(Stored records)
— begin —
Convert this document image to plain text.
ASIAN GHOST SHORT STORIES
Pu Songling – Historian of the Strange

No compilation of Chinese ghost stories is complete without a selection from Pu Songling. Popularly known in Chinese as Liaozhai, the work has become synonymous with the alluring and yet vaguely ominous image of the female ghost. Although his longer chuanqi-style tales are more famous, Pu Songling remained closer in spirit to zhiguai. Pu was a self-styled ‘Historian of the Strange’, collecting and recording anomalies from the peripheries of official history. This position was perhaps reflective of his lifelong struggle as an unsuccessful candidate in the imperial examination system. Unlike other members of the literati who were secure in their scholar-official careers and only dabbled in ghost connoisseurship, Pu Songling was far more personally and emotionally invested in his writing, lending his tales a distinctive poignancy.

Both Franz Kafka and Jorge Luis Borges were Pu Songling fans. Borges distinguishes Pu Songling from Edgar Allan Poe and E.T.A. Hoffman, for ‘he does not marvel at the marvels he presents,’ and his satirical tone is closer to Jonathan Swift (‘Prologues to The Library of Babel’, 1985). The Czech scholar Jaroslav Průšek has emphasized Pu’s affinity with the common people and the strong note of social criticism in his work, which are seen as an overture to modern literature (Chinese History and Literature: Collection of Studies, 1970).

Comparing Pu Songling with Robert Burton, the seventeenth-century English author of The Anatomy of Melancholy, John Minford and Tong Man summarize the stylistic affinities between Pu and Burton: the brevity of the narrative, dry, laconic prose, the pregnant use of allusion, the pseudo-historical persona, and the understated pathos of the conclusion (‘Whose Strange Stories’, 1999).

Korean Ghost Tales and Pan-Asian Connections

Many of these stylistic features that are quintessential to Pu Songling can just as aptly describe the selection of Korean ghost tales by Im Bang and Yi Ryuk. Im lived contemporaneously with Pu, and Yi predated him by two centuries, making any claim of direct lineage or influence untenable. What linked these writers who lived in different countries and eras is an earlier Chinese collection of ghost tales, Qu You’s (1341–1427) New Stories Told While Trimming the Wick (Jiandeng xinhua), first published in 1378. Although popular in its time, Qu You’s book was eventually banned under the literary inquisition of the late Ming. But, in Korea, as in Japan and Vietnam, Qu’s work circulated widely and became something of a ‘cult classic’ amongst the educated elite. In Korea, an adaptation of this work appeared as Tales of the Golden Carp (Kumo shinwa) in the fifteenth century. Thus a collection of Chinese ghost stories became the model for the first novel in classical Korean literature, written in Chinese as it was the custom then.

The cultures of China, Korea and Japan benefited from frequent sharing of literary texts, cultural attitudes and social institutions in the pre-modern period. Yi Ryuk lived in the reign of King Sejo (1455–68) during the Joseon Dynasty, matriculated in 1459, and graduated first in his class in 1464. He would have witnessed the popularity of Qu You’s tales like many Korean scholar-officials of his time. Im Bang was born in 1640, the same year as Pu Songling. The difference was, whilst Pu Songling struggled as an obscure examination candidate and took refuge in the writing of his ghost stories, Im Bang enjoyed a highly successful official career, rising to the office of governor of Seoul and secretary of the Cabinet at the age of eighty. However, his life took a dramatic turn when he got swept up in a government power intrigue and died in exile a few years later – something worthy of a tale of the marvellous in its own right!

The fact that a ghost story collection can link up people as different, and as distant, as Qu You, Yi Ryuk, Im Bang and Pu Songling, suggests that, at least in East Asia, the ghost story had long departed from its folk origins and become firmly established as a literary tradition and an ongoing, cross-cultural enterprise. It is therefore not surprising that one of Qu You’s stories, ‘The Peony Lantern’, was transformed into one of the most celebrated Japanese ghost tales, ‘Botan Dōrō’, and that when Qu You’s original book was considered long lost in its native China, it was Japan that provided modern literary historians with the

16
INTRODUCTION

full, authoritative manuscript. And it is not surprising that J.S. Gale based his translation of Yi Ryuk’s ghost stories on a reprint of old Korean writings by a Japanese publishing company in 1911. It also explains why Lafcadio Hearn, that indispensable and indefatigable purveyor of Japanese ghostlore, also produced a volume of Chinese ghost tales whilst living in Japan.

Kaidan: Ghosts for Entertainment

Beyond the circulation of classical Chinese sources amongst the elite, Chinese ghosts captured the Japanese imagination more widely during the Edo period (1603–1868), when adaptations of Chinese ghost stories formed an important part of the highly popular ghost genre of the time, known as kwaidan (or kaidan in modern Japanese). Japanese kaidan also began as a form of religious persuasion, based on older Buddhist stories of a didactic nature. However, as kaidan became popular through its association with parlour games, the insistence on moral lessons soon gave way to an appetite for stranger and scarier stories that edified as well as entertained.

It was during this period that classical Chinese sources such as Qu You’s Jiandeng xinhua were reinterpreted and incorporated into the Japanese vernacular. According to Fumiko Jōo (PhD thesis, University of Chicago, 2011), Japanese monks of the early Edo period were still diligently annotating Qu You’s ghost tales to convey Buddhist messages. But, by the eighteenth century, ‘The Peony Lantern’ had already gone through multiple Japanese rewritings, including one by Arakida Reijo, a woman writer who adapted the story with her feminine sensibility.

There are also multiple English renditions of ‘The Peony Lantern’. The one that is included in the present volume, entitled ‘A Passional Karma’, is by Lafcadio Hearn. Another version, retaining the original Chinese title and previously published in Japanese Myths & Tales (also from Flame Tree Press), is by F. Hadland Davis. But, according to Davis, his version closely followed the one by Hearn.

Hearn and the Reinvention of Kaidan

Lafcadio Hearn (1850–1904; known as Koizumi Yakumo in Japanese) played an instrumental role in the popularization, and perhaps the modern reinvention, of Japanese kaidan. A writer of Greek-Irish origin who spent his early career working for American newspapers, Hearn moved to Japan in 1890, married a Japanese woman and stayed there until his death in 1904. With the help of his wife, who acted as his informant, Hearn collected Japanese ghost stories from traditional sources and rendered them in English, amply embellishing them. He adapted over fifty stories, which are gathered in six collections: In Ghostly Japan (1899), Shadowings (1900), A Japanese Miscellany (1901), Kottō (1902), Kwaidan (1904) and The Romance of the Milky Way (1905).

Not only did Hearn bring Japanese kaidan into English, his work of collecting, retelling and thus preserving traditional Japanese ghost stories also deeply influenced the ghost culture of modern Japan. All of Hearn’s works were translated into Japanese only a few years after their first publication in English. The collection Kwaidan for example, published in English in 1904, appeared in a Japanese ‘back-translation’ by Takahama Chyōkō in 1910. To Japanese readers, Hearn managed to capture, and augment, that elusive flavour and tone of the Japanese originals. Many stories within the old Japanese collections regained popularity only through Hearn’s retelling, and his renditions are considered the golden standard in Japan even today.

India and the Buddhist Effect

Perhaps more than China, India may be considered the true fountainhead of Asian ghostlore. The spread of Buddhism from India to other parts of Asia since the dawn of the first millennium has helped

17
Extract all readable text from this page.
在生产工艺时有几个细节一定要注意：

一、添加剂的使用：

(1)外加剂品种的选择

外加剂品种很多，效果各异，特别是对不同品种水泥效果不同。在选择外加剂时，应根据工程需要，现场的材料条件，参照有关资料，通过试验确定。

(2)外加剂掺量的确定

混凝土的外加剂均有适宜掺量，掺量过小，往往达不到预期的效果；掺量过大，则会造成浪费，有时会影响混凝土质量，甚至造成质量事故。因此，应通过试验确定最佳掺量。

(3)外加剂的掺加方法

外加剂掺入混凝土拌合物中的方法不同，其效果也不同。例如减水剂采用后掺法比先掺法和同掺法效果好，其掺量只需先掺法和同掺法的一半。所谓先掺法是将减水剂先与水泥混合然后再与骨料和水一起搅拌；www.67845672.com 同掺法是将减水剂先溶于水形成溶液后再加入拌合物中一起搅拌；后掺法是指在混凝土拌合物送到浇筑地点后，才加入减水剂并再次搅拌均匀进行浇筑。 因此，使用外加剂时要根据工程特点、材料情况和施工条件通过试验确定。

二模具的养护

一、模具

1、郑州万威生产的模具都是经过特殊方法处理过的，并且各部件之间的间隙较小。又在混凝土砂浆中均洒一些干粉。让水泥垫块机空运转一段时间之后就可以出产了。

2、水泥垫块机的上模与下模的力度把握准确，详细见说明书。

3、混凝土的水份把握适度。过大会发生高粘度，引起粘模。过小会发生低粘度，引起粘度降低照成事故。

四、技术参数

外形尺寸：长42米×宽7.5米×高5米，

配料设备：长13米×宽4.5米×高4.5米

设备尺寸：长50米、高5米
— end —
Aim:
Reproduce the final stretch of the data above: every line from the one holding "Extract all readable text from this page." through the end, inclusive, exactly as written and nothing else.

Output for this task:
Extract all readable text from this page.
在生产工艺时有几个细节一定要注意：

一、添加剂的使用：

(1)外加剂品种的选择

外加剂品种很多，效果各异，特别是对不同品种水泥效果不同。在选择外加剂时，应根据工程需要，现场的材料条件，参照有关资料，通过试验确定。

(2)外加剂掺量的确定

混凝土的外加剂均有适宜掺量，掺量过小，往往达不到预期的效果；掺量过大，则会造成浪费，有时会影响混凝土质量，甚至造成质量事故。因此，应通过试验确定最佳掺量。

(3)外加剂的掺加方法

外加剂掺入混凝土拌合物中的方法不同，其效果也不同。例如减水剂采用后掺法比先掺法和同掺法效果好，其掺量只需先掺法和同掺法的一半。所谓先掺法是将减水剂先与水泥混合然后再与骨料和水一起搅拌；www.67845672.com 同掺法是将减水剂先溶于水形成溶液后再加入拌合物中一起搅拌；后掺法是指在混凝土拌合物送到浇筑地点后，才加入减水剂并再次搅拌均匀进行浇筑。 因此，使用外加剂时要根据工程特点、材料情况和施工条件通过试验确定。

二模具的养护

一、模具

1、郑州万威生产的模具都是经过特殊方法处理过的，并且各部件之间的间隙较小。又在混凝土砂浆中均洒一些干粉。让水泥垫块机空运转一段时间之后就可以出产了。

2、水泥垫块机的上模与下模的力度把握准确，详细见说明书。

3、混凝土的水份把握适度。过大会发生高粘度，引起粘模。过小会发生低粘度，引起粘度降低照成事故。

四、技术参数

外形尺寸：长42米×宽7.5米×高5米，

配料设备：长13米×宽4.5米×高4.5米

设备尺寸：长50米、高5米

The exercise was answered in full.